Fragmento del texto:
== == ==
Santiago García tenía apenas 14 años de edad cuando dio sus primeros acelerones a la Vespa 160 que su padre (al que le quedó Muy como apodo al ser la expresión que invariablemente le salía de la boca en un juego de palabras) había vendido en primera instancia y recomprado después. De segunda mano, la moto quedó también en segundo plano cuando entraron en su vida otras más potentes como una Yamaha 600. “Yo entonces no le daba valor. Y ahora, de mayor, sí se lo doy”, concede este berciano al que la Vespa fue acompañando en una biografía que pasó de Bembibre a Vega de Espinareda, Salamanca y Ponferrada.

“La moto se arrancaba todos los años”, cuenta García por teléfono desde Roma, donde este año tiene lugar hasta el domingo el encuentro anual de aficionados de la Vespa, esta vez con el valor añadido de celebrar las ocho décadas de vida de la mítica marca. El berciano, que aprovechaba la moto de chaval cuando estaba en Bembibre para ir al río o para pequeños desplazamientos como a Vega de Espinareda, ha ido haciendo viajes más largos. Con el motor bien cuidado y las piezas originales, su Vespa 160 estaba disponible para expediciones más largas. La reunión internacional de amantes de la firma tuvo lugar el pasado 2025 en Gijón, más de 200 kilómetros que hizo con un amigo. “Ahí le cogí el gustillo. Sabía que el año siguiente se celebraba en Roma. Y me dije que por qué no ir a Roma en la Vespa”, expone tras revelar que el viaje más largo hasta la fecha había tenido como destino Madrid.

Santiago García, con su Vespa 160 durante el viaje entre Ponferrada y Roma.
== == ==
Actividad: Copia tal cual, del texto sobre la Vespa de Santiago García, la parte que va desde "Santiago García tenía" hasta "Salamanca y Ponferrada.". Las filas no tienen nada que ver con esto.
== == ==
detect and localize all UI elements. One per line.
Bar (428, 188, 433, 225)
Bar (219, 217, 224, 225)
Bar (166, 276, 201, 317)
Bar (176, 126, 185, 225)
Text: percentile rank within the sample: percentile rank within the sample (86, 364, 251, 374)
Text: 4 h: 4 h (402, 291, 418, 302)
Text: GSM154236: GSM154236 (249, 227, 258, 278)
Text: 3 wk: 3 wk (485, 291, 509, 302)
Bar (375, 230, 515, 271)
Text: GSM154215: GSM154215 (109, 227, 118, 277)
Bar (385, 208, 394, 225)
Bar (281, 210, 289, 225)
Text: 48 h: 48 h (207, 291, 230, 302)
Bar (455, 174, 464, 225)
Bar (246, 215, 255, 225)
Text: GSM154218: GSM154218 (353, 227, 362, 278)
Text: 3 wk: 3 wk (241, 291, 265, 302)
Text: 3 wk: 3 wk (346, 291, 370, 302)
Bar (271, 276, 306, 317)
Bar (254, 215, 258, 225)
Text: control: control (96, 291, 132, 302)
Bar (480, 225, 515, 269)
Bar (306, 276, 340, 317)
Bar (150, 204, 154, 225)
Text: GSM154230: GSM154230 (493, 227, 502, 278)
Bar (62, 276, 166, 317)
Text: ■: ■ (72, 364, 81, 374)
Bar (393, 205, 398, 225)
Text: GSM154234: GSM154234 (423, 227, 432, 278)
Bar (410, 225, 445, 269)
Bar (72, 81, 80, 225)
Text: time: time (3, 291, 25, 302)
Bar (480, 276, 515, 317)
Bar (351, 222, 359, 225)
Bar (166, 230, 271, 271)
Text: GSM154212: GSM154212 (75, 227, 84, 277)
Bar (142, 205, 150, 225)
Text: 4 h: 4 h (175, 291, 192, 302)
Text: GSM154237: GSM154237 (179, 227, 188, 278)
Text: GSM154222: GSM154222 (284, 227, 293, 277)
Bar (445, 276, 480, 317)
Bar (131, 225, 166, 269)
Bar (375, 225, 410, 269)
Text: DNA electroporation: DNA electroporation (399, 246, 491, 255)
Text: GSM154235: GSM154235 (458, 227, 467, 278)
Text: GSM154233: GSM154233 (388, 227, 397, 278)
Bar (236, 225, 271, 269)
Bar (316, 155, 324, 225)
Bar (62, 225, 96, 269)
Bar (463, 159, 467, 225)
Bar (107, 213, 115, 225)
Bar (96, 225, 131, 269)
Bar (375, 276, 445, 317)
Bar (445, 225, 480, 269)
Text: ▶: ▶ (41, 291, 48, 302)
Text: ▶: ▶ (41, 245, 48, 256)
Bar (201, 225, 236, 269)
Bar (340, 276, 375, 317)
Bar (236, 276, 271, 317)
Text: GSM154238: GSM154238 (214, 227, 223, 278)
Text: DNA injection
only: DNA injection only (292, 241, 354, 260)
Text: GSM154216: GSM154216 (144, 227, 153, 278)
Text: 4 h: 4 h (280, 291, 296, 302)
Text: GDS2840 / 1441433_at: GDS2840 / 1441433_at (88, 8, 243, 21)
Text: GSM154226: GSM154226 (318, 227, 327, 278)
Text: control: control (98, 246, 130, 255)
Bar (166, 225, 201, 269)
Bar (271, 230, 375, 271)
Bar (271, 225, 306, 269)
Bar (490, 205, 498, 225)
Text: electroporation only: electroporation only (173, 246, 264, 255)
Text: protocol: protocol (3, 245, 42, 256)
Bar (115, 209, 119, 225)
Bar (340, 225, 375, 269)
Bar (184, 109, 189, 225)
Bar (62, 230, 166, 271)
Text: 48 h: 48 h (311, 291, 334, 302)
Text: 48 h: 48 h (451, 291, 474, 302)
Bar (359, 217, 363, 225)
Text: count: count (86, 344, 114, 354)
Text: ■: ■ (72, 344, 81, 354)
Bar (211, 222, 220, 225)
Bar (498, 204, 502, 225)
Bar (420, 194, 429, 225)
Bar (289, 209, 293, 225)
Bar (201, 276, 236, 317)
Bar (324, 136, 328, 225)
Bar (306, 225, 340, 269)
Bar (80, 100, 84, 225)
== == ==
Respuesta:
Santiago García tenía apenas 14 años de edad cuando dio sus primeros acelerones a la Vespa 160 que su padre (al que le quedó Muy como apodo al ser la expresión que invariablemente le salía de la boca en un juego de palabras) había vendido en primera instancia y recomprado después. De segunda mano, la moto quedó también en segundo plano cuando entraron en su vida otras más potentes como una Yamaha 600. “Yo entonces no le daba valor. Y ahora, de mayor, sí se lo doy”, concede este berciano al que la Vespa fue acompañando en una biografía que pasó de Bembibre a Vega de Espinareda, Salamanca y Ponferrada.